[Provided material]:
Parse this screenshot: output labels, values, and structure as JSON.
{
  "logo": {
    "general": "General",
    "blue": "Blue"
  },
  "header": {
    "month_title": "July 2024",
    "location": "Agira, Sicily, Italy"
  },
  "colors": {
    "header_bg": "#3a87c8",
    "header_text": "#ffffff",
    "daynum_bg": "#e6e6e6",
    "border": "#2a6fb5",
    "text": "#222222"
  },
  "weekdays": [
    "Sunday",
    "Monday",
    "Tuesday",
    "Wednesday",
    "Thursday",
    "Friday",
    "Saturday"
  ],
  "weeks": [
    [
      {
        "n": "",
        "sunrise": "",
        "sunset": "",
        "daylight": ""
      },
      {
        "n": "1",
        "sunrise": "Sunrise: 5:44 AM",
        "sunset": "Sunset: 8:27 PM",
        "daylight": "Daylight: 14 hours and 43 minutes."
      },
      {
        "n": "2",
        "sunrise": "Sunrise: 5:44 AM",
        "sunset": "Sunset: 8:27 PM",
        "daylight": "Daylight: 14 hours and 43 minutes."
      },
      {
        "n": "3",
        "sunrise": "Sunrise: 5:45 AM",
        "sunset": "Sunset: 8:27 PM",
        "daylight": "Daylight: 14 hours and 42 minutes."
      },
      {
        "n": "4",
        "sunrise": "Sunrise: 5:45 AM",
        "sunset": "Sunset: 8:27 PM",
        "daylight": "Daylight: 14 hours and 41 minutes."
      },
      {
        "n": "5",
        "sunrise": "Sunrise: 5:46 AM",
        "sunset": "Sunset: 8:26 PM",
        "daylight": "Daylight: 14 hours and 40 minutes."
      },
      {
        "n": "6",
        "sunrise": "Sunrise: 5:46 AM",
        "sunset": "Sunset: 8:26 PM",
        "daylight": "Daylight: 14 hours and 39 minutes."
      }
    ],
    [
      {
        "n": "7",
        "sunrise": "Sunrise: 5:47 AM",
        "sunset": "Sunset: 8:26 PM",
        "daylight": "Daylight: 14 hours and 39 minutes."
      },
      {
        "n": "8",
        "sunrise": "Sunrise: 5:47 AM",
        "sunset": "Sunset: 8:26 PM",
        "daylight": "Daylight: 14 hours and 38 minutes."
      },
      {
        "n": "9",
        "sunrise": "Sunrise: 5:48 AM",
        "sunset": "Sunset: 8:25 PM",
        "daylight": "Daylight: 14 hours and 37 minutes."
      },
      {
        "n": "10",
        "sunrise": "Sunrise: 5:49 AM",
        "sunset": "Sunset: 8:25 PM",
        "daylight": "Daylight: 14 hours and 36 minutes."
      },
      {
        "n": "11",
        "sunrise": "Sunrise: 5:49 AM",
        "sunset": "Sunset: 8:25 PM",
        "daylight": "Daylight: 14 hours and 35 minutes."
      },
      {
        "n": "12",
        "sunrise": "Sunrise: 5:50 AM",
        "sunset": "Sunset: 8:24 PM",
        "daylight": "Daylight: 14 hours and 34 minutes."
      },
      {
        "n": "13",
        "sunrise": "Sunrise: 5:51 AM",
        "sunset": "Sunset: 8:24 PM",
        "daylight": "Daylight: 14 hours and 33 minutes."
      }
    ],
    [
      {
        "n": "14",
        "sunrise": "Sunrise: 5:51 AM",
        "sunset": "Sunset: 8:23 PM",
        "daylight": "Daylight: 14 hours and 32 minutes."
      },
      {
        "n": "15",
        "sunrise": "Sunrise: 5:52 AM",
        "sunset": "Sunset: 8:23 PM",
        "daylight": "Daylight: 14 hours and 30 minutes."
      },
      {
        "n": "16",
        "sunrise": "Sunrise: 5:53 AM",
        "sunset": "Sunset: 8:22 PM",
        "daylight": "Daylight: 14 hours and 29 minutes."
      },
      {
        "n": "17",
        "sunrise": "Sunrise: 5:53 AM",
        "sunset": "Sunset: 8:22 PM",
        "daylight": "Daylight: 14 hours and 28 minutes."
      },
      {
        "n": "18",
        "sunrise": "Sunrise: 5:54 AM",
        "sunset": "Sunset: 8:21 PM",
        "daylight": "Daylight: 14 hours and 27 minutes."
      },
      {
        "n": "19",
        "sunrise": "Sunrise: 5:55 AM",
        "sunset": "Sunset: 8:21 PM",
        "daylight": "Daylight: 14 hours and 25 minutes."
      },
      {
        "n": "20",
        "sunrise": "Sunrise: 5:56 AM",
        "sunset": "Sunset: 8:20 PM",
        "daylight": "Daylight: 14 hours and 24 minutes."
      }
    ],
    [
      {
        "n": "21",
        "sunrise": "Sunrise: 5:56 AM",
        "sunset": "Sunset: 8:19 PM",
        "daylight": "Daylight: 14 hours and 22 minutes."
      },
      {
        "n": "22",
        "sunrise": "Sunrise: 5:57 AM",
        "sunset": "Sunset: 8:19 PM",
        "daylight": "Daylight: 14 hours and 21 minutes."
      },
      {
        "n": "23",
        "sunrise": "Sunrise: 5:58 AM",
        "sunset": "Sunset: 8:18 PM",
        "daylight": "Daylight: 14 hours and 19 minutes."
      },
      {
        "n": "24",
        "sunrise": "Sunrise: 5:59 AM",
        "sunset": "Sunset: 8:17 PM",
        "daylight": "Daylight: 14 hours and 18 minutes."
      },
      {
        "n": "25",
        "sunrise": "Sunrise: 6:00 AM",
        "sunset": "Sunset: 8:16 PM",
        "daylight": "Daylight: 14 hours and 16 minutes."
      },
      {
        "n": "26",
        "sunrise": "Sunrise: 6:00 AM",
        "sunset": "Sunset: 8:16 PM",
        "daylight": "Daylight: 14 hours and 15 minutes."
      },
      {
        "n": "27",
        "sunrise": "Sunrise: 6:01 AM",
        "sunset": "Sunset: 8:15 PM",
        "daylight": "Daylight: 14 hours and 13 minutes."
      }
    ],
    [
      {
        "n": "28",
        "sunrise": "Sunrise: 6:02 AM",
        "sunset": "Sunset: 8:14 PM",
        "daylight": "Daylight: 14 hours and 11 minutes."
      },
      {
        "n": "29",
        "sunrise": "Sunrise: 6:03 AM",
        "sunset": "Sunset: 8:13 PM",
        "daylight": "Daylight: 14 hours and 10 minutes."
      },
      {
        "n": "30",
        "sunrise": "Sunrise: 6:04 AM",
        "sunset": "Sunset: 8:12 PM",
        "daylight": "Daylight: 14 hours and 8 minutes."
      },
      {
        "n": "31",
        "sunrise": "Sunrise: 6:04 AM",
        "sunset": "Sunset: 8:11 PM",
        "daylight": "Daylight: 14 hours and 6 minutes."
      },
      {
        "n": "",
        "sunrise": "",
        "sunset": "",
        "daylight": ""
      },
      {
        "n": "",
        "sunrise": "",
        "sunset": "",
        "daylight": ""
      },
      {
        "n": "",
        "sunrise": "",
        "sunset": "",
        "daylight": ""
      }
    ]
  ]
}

[Problem]:
Give an exact repetition of all the material.

[Answer in full]:
Parse this screenshot: output labels, values, and structure as JSON.
{
  "logo": {
    "general": "General",
    "blue": "Blue"
  },
  "header": {
    "month_title": "July 2024",
    "location": "Agira, Sicily, Italy"
  },
  "colors": {
    "header_bg": "#3a87c8",
    "header_text": "#ffffff",
    "daynum_bg": "#e6e6e6",
    "border": "#2a6fb5",
    "text": "#222222"
  },
  "weekdays": [
    "Sunday",
    "Monday",
    "Tuesday",
    "Wednesday",
    "Thursday",
    "Friday",
    "Saturday"
  ],
  "weeks": [
    [
      {
        "n": "",
        "sunrise": "",
        "sunset": "",
        "daylight": ""
      },
      {
        "n": "1",
        "sunrise": "Sunrise: 5:44 AM",
        "sunset": "Sunset: 8:27 PM",
        "daylight": "Daylight: 14 hours and 43 minutes."
      },
      {
        "n": "2",
        "sunrise": "Sunrise: 5:44 AM",
        "sunset": "Sunset: 8:27 PM",
        "daylight": "Daylight: 14 hours and 43 minutes."
      },
      {
        "n": "3",
        "sunrise": "Sunrise: 5:45 AM",
        "sunset": "Sunset: 8:27 PM",
        "daylight": "Daylight: 14 hours and 42 minutes."
      },
      {
        "n": "4",
        "sunrise": "Sunrise: 5:45 AM",
        "sunset": "Sunset: 8:27 PM",
        "daylight": "Daylight: 14 hours and 41 minutes."
      },
      {
        "n": "5",
        "sunrise": "Sunrise: 5:46 AM",
        "sunset": "Sunset: 8:26 PM",
        "daylight": "Daylight: 14 hours and 40 minutes."
      },
      {
        "n": "6",
        "sunrise": "Sunrise: 5:46 AM",
        "sunset": "Sunset: 8:26 PM",
        "daylight": "Daylight: 14 hours and 39 minutes."
      }
    ],
    [
      {
        "n": "7",
        "sunrise": "Sunrise: 5:47 AM",
        "sunset": "Sunset: 8:26 PM",
        "daylight": "Daylight: 14 hours and 39 minutes."
      },
      {
        "n": "8",
        "sunrise": "Sunrise: 5:47 AM",
        "sunset": "Sunset: 8:26 PM",
        "daylight": "Daylight: 14 hours and 38 minutes."
      },
      {
        "n": "9",
        "sunrise": "Sunrise: 5:48 AM",
        "sunset": "Sunset: 8:25 PM",
        "daylight": "Daylight: 14 hours and 37 minutes."
      },
      {
        "n": "10",
        "sunrise": "Sunrise: 5:49 AM",
        "sunset": "Sunset: 8:25 PM",
        "daylight": "Daylight: 14 hours and 36 minutes."
      },
      {
        "n": "11",
        "sunrise": "Sunrise: 5:49 AM",
        "sunset": "Sunset: 8:25 PM",
        "daylight": "Daylight: 14 hours and 35 minutes."
      },
      {
        "n": "12",
        "sunrise": "Sunrise: 5:50 AM",
        "sunset": "Sunset: 8:24 PM",
        "daylight": "Daylight: 14 hours and 34 minutes."
      },
      {
        "n": "13",
        "sunrise": "Sunrise: 5:51 AM",
        "sunset": "Sunset: 8:24 PM",
        "daylight": "Daylight: 14 hours and 33 minutes."
      }
    ],
    [
      {
        "n": "14",
        "sunrise": "Sunrise: 5:51 AM",
        "sunset": "Sunset: 8:23 PM",
        "daylight": "Daylight: 14 hours and 32 minutes."
      },
      {
        "n": "15",
        "sunrise": "Sunrise: 5:52 AM",
        "sunset": "Sunset: 8:23 PM",
        "daylight": "Daylight: 14 hours and 30 minutes."
      },
      {
        "n": "16",
        "sunrise": "Sunrise: 5:53 AM",
        "sunset": "Sunset: 8:22 PM",
        "daylight": "Daylight: 14 hours and 29 minutes."
      },
      {
        "n": "17",
        "sunrise": "Sunrise: 5:53 AM",
        "sunset": "Sunset: 8:22 PM",
        "daylight": "Daylight: 14 hours and 28 minutes."
      },
      {
        "n": "18",
        "sunrise": "Sunrise: 5:54 AM",
        "sunset": "Sunset: 8:21 PM",
        "daylight": "Daylight: 14 hours and 27 minutes."
      },
      {
        "n": "19",
        "sunrise": "Sunrise: 5:55 AM",
        "sunset": "Sunset: 8:21 PM",
        "daylight": "Daylight: 14 hours and 25 minutes."
      },
      {
        "n": "20",
        "sunrise": "Sunrise: 5:56 AM",
        "sunset": "Sunset: 8:20 PM",
        "daylight": "Daylight: 14 hours and 24 minutes."
      }
    ],
    [
      {
        "n": "21",
        "sunrise": "Sunrise: 5:56 AM",
        "sunset": "Sunset: 8:19 PM",
        "daylight": "Daylight: 14 hours and 22 minutes."
      },
      {
        "n": "22",
        "sunrise": "Sunrise: 5:57 AM",
        "sunset": "Sunset: 8:19 PM",
        "daylight": "Daylight: 14 hours and 21 minutes."
      },
      {
        "n": "23",
        "sunrise": "Sunrise: 5:58 AM",
        "sunset": "Sunset: 8:18 PM",
        "daylight": "Daylight: 14 hours and 19 minutes."
      },
      {
        "n": "24",
        "sunrise": "Sunrise: 5:59 AM",
        "sunset": "Sunset: 8:17 PM",
        "daylight": "Daylight: 14 hours and 18 minutes."
      },
      {
        "n": "25",
        "sunrise": "Sunrise: 6:00 AM",
        "sunset": "Sunset: 8:16 PM",
        "daylight": "Daylight: 14 hours and 16 minutes."
      },
      {
        "n": "26",
        "sunrise": "Sunrise: 6:00 AM",
        "sunset": "Sunset: 8:16 PM",
        "daylight": "Daylight: 14 hours and 15 minutes."
      },
      {
        "n": "27",
        "sunrise": "Sunrise: 6:01 AM",
        "sunset": "Sunset: 8:15 PM",
        "daylight": "Daylight: 14 hours and 13 minutes."
      }
    ],
    [
      {
        "n": "28",
        "sunrise": "Sunrise: 6:02 AM",
        "sunset": "Sunset: 8:14 PM",
        "daylight": "Daylight: 14 hours and 11 minutes."
      },
      {
        "n": "29",
        "sunrise": "Sunrise: 6:03 AM",
        "sunset": "Sunset: 8:13 PM",
        "daylight": "Daylight: 14 hours and 10 minutes."
      },
      {
        "n": "30",
        "sunrise": "Sunrise: 6:04 AM",
        "sunset": "Sunset: 8:12 PM",
        "daylight": "Daylight: 14 hours and 8 minutes."
      },
      {
        "n": "31",
        "sunrise": "Sunrise: 6:04 AM",
        "sunset": "Sunset: 8:11 PM",
        "daylight": "Daylight: 14 hours and 6 minutes."
      },
      {
        "n": "",
        "sunrise": "",
        "sunset": "",
        "daylight": ""
      },
      {
        "n": "",
        "sunrise": "",
        "sunset": "",
        "daylight": ""
      },
      {
        "n": "",
        "sunrise": "",
        "sunset": "",
        "daylight": ""
      }
    ]
  ]
}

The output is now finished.